Actions to take
- A) From the article on Brian Billick's visit to BYU, extract the passage from "Billick was in" up to and including "about the chance.".
- B) Summarize the article on Brian Billick's visit to BYU in two sentences.

Selected passage
Super Bowl coach visits Y


    By Scott Creer

    Brian Billick, head coach of the Super Bowl champion Baltimore Ravens, is considered one of the great intimidators in the NFL.

    His team walks onto the field each Sunday with a swagger and confidence reflecting Billick”s own character.

    But the tables were turned Friday afternoon as Billick, a 1977 BYU graduate in public relations, talked with communications students in the NewsNet newsroom.

    “Standing in front of a group like this is intimidating,” Billick said. “I know the potential I”m looking at.”

    Billick was in town for a football player reunion Friday night as well as a banquet honoring retired BYU coach LaVell Edwards. Billick played for Edwards” Cougars as a tight end during his collegiate career.

    Immediately following the Ravens” Super Bowl win, Laurie Wilson, chair of the Department of Communications, sent a congratulatory letter to Billick. She also mentioned the possibility of him having the chance to talk with BYU students if he ever was in the area.

    “The day he got the letter, he called back,” Wilson said.

    Wilson was extremely excited about the opportunity to have one of BYU”s prominent alumni talk to students, and she was even more pleased with how excited Billick was about the chance.

    “We couldn”t have scripted it better,” Wilson said.

Source material
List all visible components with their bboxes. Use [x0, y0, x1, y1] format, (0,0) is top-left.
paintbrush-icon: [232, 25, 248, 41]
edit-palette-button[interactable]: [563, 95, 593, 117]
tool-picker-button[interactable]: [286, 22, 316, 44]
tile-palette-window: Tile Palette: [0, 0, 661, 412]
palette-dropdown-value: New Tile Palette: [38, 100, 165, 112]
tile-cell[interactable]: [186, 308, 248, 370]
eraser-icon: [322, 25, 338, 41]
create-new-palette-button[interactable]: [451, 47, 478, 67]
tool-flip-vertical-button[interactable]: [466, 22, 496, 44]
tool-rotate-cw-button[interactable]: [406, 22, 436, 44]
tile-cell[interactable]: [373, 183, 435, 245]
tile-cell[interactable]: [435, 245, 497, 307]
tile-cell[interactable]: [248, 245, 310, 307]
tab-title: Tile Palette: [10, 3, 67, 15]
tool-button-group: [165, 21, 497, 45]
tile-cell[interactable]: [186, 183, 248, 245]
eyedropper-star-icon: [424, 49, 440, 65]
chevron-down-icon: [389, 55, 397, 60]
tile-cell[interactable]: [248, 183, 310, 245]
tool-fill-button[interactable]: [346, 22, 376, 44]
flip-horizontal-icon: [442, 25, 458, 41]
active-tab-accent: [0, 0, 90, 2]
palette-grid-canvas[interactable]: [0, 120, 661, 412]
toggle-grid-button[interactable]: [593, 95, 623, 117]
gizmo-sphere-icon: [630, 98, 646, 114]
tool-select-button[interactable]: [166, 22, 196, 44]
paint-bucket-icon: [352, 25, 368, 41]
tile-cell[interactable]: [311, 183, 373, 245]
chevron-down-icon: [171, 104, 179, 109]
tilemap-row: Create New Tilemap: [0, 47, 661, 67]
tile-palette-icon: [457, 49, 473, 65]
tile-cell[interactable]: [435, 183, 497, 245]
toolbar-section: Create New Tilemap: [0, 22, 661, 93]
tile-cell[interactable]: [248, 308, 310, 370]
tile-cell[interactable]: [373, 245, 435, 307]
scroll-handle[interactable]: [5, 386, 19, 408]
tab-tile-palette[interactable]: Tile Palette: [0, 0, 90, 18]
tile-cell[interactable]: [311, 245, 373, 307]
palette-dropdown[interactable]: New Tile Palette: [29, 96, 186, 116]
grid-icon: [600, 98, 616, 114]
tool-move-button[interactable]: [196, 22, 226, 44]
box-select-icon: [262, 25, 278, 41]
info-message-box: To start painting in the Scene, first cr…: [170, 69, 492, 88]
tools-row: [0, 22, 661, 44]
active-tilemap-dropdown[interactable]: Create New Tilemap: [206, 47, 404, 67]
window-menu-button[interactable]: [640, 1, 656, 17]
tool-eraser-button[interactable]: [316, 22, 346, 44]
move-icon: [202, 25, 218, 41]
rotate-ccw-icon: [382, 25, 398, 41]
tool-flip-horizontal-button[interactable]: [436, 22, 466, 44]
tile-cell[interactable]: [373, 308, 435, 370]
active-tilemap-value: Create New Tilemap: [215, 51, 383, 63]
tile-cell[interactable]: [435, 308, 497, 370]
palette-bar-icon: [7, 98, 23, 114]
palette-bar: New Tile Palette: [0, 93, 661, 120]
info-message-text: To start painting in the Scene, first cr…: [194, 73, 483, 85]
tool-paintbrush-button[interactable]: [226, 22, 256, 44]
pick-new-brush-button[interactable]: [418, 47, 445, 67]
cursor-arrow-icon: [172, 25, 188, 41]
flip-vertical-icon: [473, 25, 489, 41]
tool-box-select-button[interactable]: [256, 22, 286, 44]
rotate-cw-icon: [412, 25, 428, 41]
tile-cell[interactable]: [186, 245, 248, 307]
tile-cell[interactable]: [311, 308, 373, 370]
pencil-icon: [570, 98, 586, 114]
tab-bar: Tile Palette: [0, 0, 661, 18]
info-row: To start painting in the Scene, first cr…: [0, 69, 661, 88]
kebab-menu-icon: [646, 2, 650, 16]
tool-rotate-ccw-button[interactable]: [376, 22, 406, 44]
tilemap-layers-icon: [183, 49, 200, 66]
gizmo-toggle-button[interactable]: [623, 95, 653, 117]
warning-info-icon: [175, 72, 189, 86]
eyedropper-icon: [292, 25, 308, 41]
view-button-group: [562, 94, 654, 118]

Task-by-task outputs
- A)
Billick was in town for a football player reunion Friday night as well as a banquet honoring retired BYU coach LaVell Edwards. Billick played for Edwards” Cougars as a tight end during his collegiate career.

    Immediately following the Ravens” Super Bowl win, Laurie Wilson, chair of the Department of Communications, sent a congratulatory letter to Billick. She also mentioned the possibility of him having the chance to talk with BYU students if he ever was in the area.

    “The day he got the letter, he called back,” Wilson said.

    Wilson was extremely excited about the opportunity to have one of BYU”s prominent alumni talk to students, and she was even more pleased with how excited Billick was about the chance.

- B) Brian Billick, head coach of the Super Bowl champion Baltimore Ravens and a 1977 BYU graduate in public relations, talked with communications students in the NewsNet newsroom on Friday afternoon while in town for a football player reunion and a banquet honoring retired BYU coach LaVell Edwards. The visit came about after Laurie Wilson, chair of the Department of Communications, sent him a congratulatory letter mentioning a possible talk with BYU students, and Billick called back the day he received it.